The task: Determine the number of lines in the listing below where the string "stehen" occurs; answer with the number alone.

Material provided:
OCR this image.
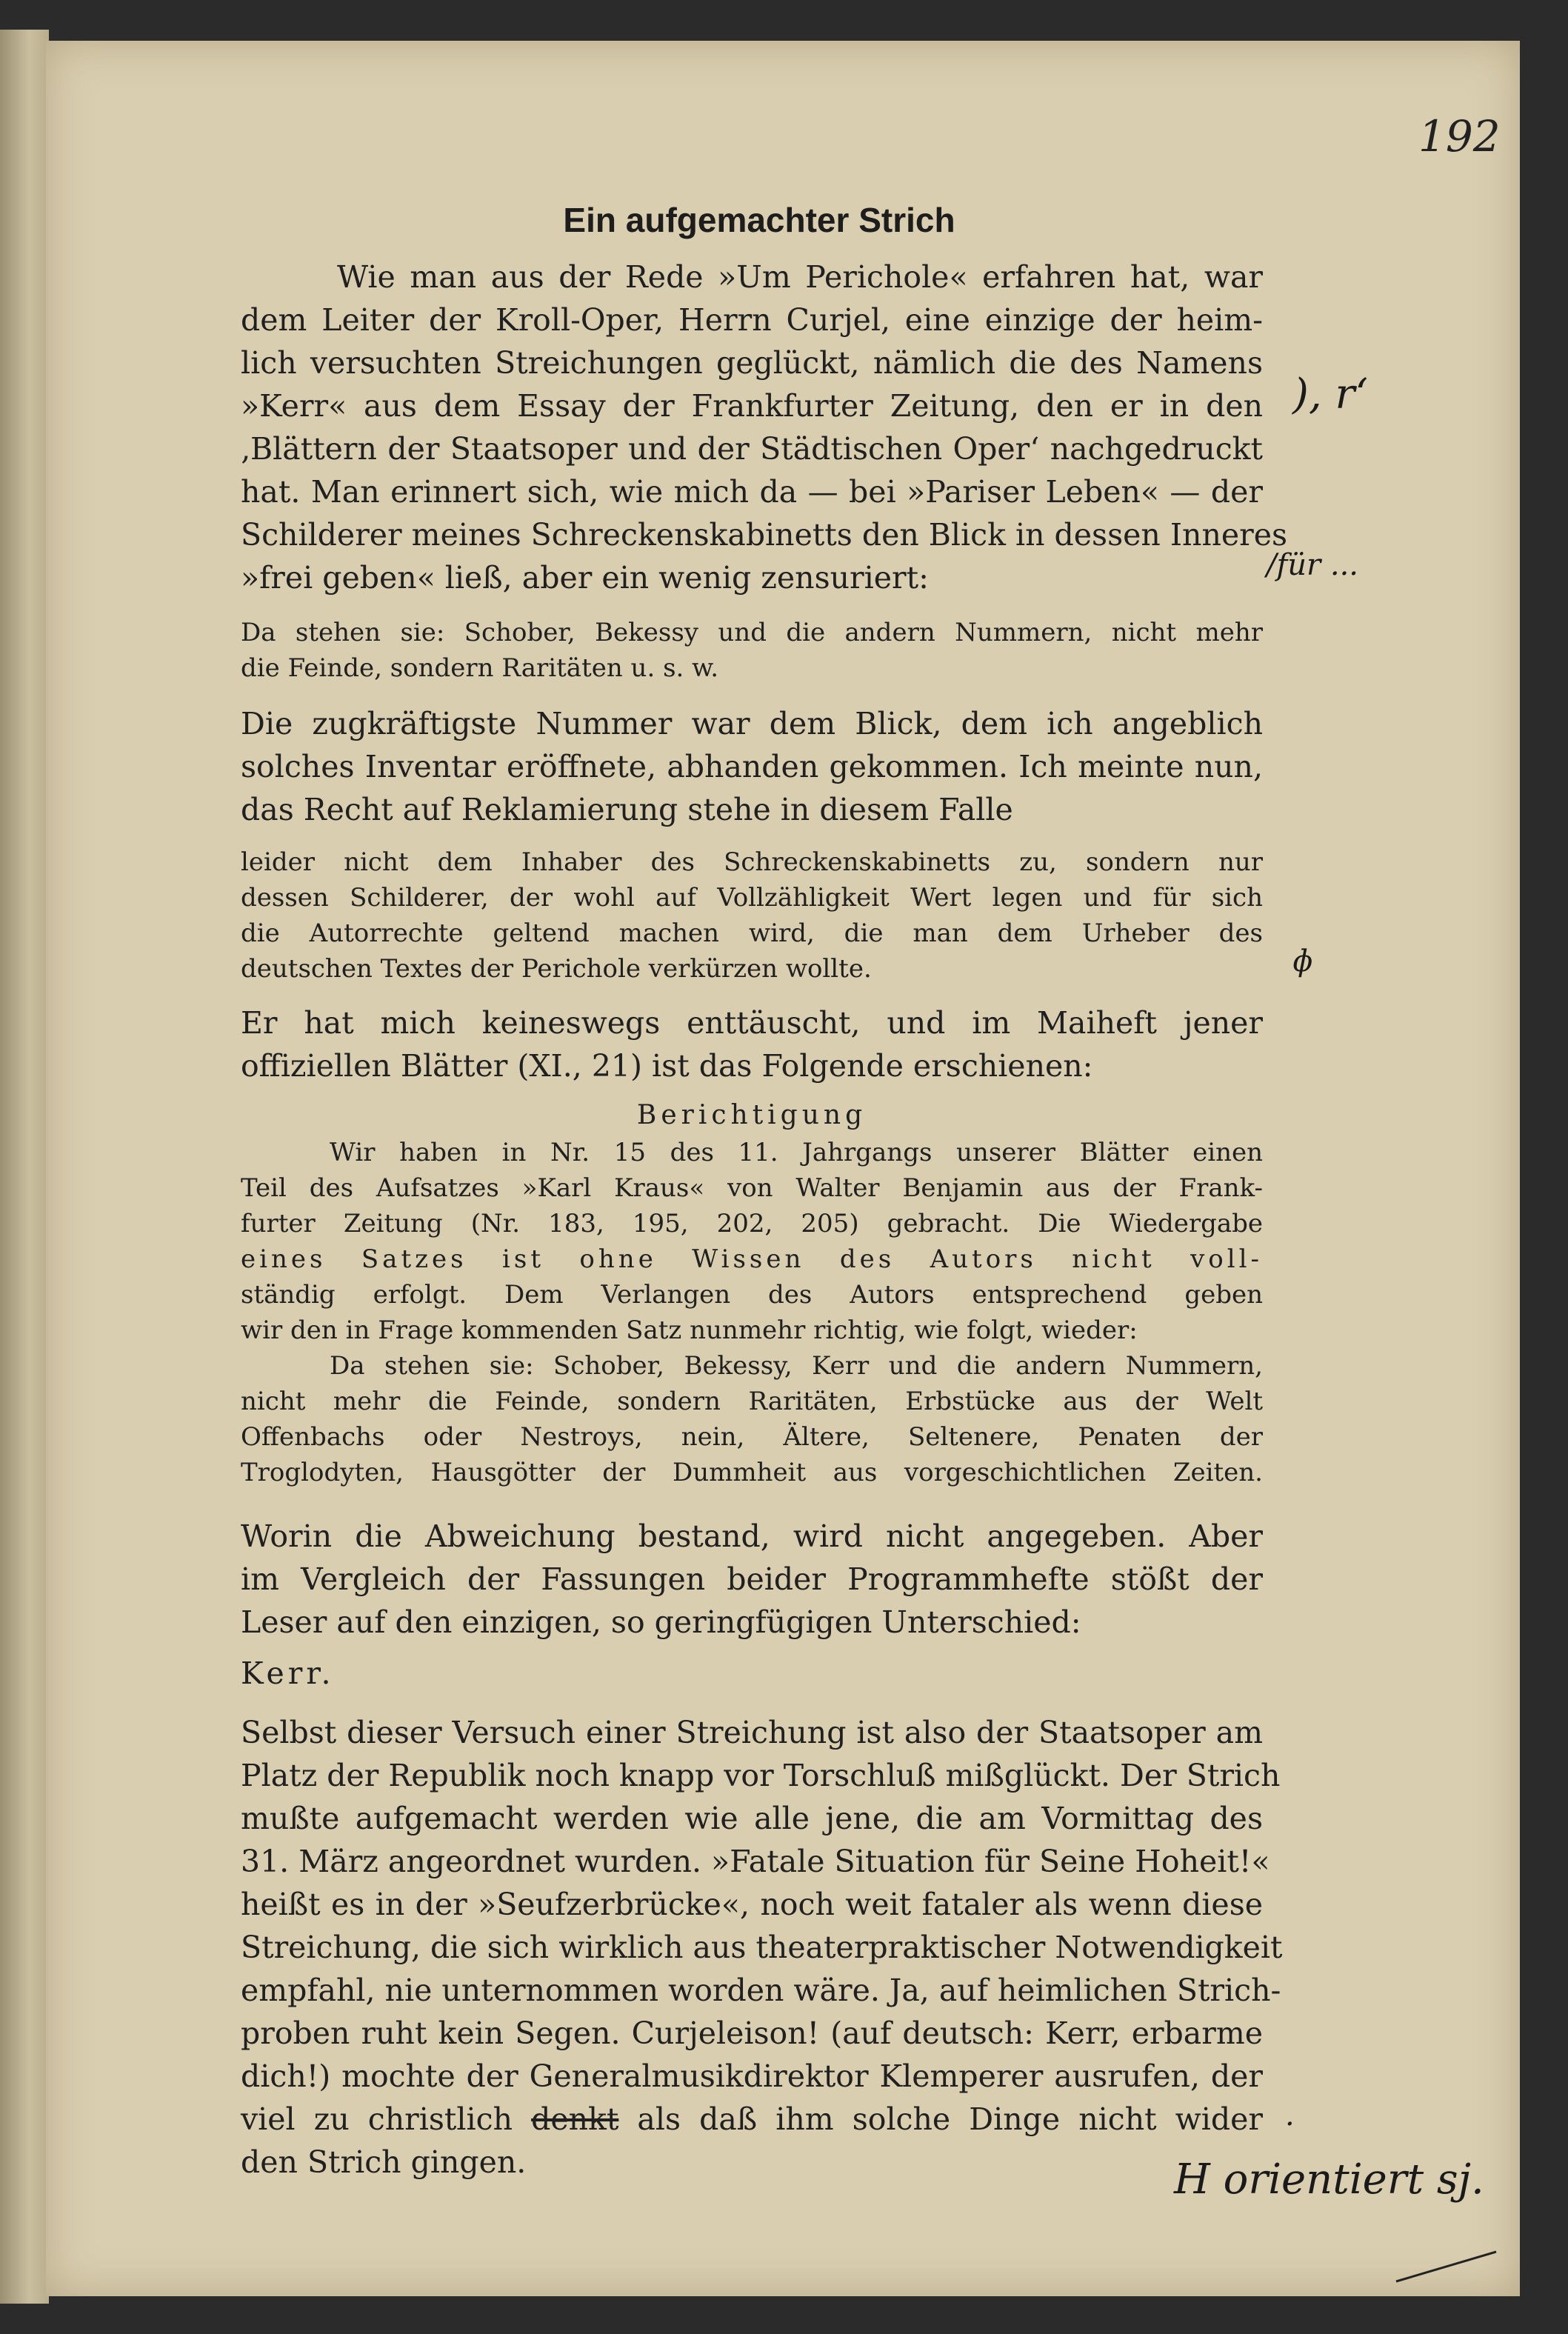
192
Ein aufgemachter Strich
Wie man aus der Rede »Um Perichole« erfahren hat, war
dem Leiter der Kroll-Oper, Herrn Curjel, eine einzige der heim-
lich versuchten Streichungen geglückt, nämlich die des Namens
»Kerr« aus dem Essay der Frankfurter Zeitung, den er in den
‚Blättern der Staatsoper und der Städtischen Oper‘ nachgedruckt
hat. Man erinnert sich, wie mich da — bei »Pariser Leben« — der
Schilderer meines Schreckenskabinetts den Blick in dessen Inneres
»frei geben« ließ, aber ein wenig zensuriert:
Da stehen sie: Schober, Bekessy und die andern Nummern, nicht mehr
die Feinde, sondern Raritäten u. s. w.
Die zugkräftigste Nummer war dem Blick, dem ich angeblich
solches Inventar eröffnete, abhanden gekommen. Ich meinte nun,
das Recht auf Reklamierung stehe in diesem Falle
leider nicht dem Inhaber des Schreckenskabinetts zu, sondern nur
dessen Schilderer, der wohl auf Vollzähligkeit Wert legen und für sich
die Autorrechte geltend machen wird, die man dem Urheber des
deutschen Textes der Perichole verkürzen wollte.
Er hat mich keineswegs enttäuscht, und im Maiheft jener
offiziellen Blätter (XI., 21) ist das Folgende erschienen:
Berichtigung
Wir haben in Nr. 15 des 11. Jahrgangs unserer Blätter einen
Teil des Aufsatzes »Karl Kraus« von Walter Benjamin aus der Frank-
furter Zeitung (Nr. 183, 195, 202, 205) gebracht. Die Wiedergabe
eines Satzes ist ohne Wissen des Autors nicht voll-
ständig erfolgt. Dem Verlangen des Autors entsprechend geben
wir den in Frage kommenden Satz nunmehr richtig, wie folgt, wieder:
Da stehen sie: Schober, Bekessy, Kerr und die andern Nummern,
nicht mehr die Feinde, sondern Raritäten, Erbstücke aus der Welt
Offenbachs oder Nestroys, nein, Ältere, Seltenere, Penaten der
Troglodyten, Hausgötter der Dummheit aus vorgeschichtlichen Zeiten.
Worin die Abweichung bestand, wird nicht angegeben. Aber
im Vergleich der Fassungen beider Programmhefte stößt der
Leser auf den einzigen, so geringfügigen Unterschied:
Kerr.
Selbst dieser Versuch einer Streichung ist also der Staatsoper am
Platz der Republik noch knapp vor Torschluß mißglückt. Der Strich
mußte aufgemacht werden wie alle jene, die am Vormittag des
31. März angeordnet wurden. »Fatale Situation für Seine Hoheit!«
heißt es in der »Seufzerbrücke«, noch weit fataler als wenn diese
Streichung, die sich wirklich aus theaterpraktischer Notwendigkeit
empfahl, nie unternommen worden wäre. Ja, auf heimlichen Strich-
proben ruht kein Segen. Curjeleison! (auf deutsch: Kerr, erbarme
dich!) mochte der Generalmusikdirektor Klemperer ausrufen, der
viel zu christlich denkt als daß ihm solche Dinge nicht wider
den Strich gingen.
), r‘
/für ...
ɸ
H orientiert sj.
·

Expected answer: 2